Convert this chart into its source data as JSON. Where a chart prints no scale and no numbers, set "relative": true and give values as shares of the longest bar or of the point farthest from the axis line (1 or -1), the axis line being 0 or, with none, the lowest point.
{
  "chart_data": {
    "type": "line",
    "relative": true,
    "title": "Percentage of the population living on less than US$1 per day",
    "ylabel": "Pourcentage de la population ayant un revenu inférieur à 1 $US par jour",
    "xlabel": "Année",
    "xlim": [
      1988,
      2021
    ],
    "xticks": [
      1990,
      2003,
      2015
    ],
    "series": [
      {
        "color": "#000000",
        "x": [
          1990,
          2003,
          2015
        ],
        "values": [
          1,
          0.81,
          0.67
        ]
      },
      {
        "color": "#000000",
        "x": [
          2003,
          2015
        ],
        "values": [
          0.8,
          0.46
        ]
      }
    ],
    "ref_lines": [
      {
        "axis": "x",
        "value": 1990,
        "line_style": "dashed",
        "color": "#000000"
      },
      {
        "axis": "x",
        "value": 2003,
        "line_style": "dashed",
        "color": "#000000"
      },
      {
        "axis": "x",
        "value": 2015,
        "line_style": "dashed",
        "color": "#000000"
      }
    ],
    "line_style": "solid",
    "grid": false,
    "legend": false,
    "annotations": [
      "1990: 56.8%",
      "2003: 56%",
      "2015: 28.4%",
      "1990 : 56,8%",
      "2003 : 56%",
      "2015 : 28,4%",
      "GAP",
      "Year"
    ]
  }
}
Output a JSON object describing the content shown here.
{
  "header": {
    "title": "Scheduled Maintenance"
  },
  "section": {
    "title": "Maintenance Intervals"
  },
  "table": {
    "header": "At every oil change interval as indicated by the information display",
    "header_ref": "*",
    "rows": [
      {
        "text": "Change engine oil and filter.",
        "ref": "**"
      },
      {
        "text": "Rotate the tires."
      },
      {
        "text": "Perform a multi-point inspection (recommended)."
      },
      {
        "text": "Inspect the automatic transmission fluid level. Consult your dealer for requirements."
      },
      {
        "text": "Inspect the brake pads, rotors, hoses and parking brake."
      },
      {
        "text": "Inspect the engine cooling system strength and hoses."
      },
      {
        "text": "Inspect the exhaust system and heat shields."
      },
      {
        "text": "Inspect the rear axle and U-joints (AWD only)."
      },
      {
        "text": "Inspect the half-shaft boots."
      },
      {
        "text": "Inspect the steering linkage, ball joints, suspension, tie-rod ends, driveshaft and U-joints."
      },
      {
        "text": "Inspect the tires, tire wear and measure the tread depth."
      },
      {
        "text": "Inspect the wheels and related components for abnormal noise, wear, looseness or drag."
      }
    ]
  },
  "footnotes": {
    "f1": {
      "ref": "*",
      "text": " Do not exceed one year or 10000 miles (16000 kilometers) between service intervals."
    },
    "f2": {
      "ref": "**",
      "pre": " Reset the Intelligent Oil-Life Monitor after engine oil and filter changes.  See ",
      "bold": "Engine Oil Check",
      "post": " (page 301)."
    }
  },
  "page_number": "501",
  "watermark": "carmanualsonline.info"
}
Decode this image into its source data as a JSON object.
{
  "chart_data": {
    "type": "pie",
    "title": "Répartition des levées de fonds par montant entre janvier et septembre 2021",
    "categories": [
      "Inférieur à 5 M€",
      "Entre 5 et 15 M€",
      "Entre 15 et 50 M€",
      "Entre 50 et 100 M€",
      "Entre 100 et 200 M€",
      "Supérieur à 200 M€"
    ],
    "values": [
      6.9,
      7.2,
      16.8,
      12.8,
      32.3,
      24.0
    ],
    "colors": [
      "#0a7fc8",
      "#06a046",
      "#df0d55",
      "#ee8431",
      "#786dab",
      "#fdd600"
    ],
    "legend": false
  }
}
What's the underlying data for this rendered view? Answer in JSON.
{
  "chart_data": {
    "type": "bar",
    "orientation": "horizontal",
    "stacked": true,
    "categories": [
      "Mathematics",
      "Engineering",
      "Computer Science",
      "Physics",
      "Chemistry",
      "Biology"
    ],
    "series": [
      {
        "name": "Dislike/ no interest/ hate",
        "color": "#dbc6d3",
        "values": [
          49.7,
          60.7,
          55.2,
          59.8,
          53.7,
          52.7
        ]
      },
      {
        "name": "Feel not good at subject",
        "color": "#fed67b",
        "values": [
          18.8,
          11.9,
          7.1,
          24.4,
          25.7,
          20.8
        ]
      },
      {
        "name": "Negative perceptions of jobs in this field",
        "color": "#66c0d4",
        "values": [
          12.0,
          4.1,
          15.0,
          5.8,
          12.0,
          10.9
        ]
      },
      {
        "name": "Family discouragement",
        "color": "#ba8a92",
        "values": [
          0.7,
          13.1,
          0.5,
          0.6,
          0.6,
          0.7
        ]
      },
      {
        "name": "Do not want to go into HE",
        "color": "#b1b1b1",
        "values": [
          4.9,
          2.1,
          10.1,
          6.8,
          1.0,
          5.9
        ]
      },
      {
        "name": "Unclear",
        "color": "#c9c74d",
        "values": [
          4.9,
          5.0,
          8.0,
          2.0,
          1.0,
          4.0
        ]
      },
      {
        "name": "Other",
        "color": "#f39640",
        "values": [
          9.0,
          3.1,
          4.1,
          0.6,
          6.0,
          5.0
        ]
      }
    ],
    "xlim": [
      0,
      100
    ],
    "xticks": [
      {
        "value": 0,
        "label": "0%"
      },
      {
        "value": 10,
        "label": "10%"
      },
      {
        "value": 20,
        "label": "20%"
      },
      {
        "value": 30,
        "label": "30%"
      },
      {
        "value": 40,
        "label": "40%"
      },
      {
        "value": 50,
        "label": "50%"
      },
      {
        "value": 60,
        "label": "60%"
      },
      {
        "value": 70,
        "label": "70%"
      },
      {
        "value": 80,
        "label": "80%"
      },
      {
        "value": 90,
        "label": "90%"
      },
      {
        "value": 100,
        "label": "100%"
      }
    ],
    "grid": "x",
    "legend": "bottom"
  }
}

■ REQUIREMENT: Every entry must be output again, exactly as written above.

■ EXPECTED ANSWER:
Convert this chart into its source data as JSON. Where a chart prints no scale and no numbers, set "relative": true and give values as shares of the longest bar or of the point farthest from the axis line (1 or -1), the axis line being 0 or, with none, the lowest point.
{
  "chart_data": {
    "type": "line",
    "relative": true,
    "title": "Percentage of the population living on less than US$1 per day",
    "ylabel": "Pourcentage de la population ayant un revenu inférieur à 1 $US par jour",
    "xlabel": "Année",
    "xlim": [
      1988,
      2021
    ],
    "xticks": [
      1990,
      2003,
      2015
    ],
    "series": [
      {
        "color": "#000000",
        "x": [
          1990,
          2003,
          2015
        ],
        "values": [
          1,
          0.81,
          0.67
        ]
      },
      {
        "color": "#000000",
        "x": [
          2003,
          2015
        ],
        "values": [
          0.8,
          0.46
        ]
      }
    ],
    "ref_lines": [
      {
        "axis": "x",
        "value": 1990,
        "line_style": "dashed",
        "color": "#000000"
      },
      {
        "axis": "x",
        "value": 2003,
        "line_style": "dashed",
        "color": "#000000"
      },
      {
        "axis": "x",
        "value": 2015,
        "line_style": "dashed",
        "color": "#000000"
      }
    ],
    "line_style": "solid",
    "grid": false,
    "legend": false,
    "annotations": [
      "1990: 56.8%",
      "2003: 56%",
      "2015: 28.4%",
      "1990 : 56,8%",
      "2003 : 56%",
      "2015 : 28,4%",
      "GAP",
      "Year"
    ]
  }
}
Output a JSON object describing the content shown here.
{
  "header": {
    "title": "Scheduled Maintenance"
  },
  "section": {
    "title": "Maintenance Intervals"
  },
  "table": {
    "header": "At every oil change interval as indicated by the information display",
    "header_ref": "*",
    "rows": [
      {
        "text": "Change engine oil and filter.",
        "ref": "**"
      },
      {
        "text": "Rotate the tires."
      },
      {
        "text": "Perform a multi-point inspection (recommended)."
      },
      {
        "text": "Inspect the automatic transmission fluid level. Consult your dealer for requirements."
      },
      {
        "text": "Inspect the brake pads, rotors, hoses and parking brake."
      },
      {
        "text": "Inspect the engine cooling system strength and hoses."
      },
      {
        "text": "Inspect the exhaust system and heat shields."
      },
      {
        "text": "Inspect the rear axle and U-joints (AWD only)."
      },
      {
        "text": "Inspect the half-shaft boots."
      },
      {
        "text": "Inspect the steering linkage, ball joints, suspension, tie-rod ends, driveshaft and U-joints."
      },
      {
        "text": "Inspect the tires, tire wear and measure the tread depth."
      },
      {
        "text": "Inspect the wheels and related components for abnormal noise, wear, looseness or drag."
      }
    ]
  },
  "footnotes": {
    "f1": {
      "ref": "*",
      "text": " Do not exceed one year or 10000 miles (16000 kilometers) between service intervals."
    },
    "f2": {
      "ref": "**",
      "pre": " Reset the Intelligent Oil-Life Monitor after engine oil and filter changes.  See ",
      "bold": "Engine Oil Check",
      "post": " (page 301)."
    }
  },
  "page_number": "501",
  "watermark": "carmanualsonline.info"
}
Decode this image into its source data as a JSON object.
{
  "chart_data": {
    "type": "pie",
    "title": "Répartition des levées de fonds par montant entre janvier et septembre 2021",
    "categories": [
      "Inférieur à 5 M€",
      "Entre 5 et 15 M€",
      "Entre 15 et 50 M€",
      "Entre 50 et 100 M€",
      "Entre 100 et 200 M€",
      "Supérieur à 200 M€"
    ],
    "values": [
      6.9,
      7.2,
      16.8,
      12.8,
      32.3,
      24.0
    ],
    "colors": [
      "#0a7fc8",
      "#06a046",
      "#df0d55",
      "#ee8431",
      "#786dab",
      "#fdd600"
    ],
    "legend": false
  }
}
What's the underlying data for this rendered view? Answer in JSON.
{
  "chart_data": {
    "type": "bar",
    "orientation": "horizontal",
    "stacked": true,
    "categories": [
      "Mathematics",
      "Engineering",
      "Computer Science",
      "Physics",
      "Chemistry",
      "Biology"
    ],
    "series": [
      {
        "name": "Dislike/ no interest/ hate",
        "color": "#dbc6d3",
        "values": [
          49.7,
          60.7,
          55.2,
          59.8,
          53.7,
          52.7
        ]
      },
      {
        "name": "Feel not good at subject",
        "color": "#fed67b",
        "values": [
          18.8,
          11.9,
          7.1,
          24.4,
          25.7,
          20.8
        ]
      },
      {
        "name": "Negative perceptions of jobs in this field",
        "color": "#66c0d4",
        "values": [
          12.0,
          4.1,
          15.0,
          5.8,
          12.0,
          10.9
        ]
      },
      {
        "name": "Family discouragement",
        "color": "#ba8a92",
        "values": [
          0.7,
          13.1,
          0.5,
          0.6,
          0.6,
          0.7
        ]
      },
      {
        "name": "Do not want to go into HE",
        "color": "#b1b1b1",
        "values": [
          4.9,
          2.1,
          10.1,
          6.8,
          1.0,
          5.9
        ]
      },
      {
        "name": "Unclear",
        "color": "#c9c74d",
        "values": [
          4.9,
          5.0,
          8.0,
          2.0,
          1.0,
          4.0
        ]
      },
      {
        "name": "Other",
        "color": "#f39640",
        "values": [
          9.0,
          3.1,
          4.1,
          0.6,
          6.0,
          5.0
        ]
      }
    ],
    "xlim": [
      0,
      100
    ],
    "xticks": [
      {
        "value": 0,
        "label": "0%"
      },
      {
        "value": 10,
        "label": "10%"
      },
      {
        "value": 20,
        "label": "20%"
      },
      {
        "value": 30,
        "label": "30%"
      },
      {
        "value": 40,
        "label": "40%"
      },
      {
        "value": 50,
        "label": "50%"
      },
      {
        "value": 60,
        "label": "60%"
      },
      {
        "value": 70,
        "label": "70%"
      },
      {
        "value": 80,
        "label": "80%"
      },
      {
        "value": 90,
        "label": "90%"
      },
      {
        "value": 100,
        "label": "100%"
      }
    ],
    "grid": "x",
    "legend": "bottom"
  }
}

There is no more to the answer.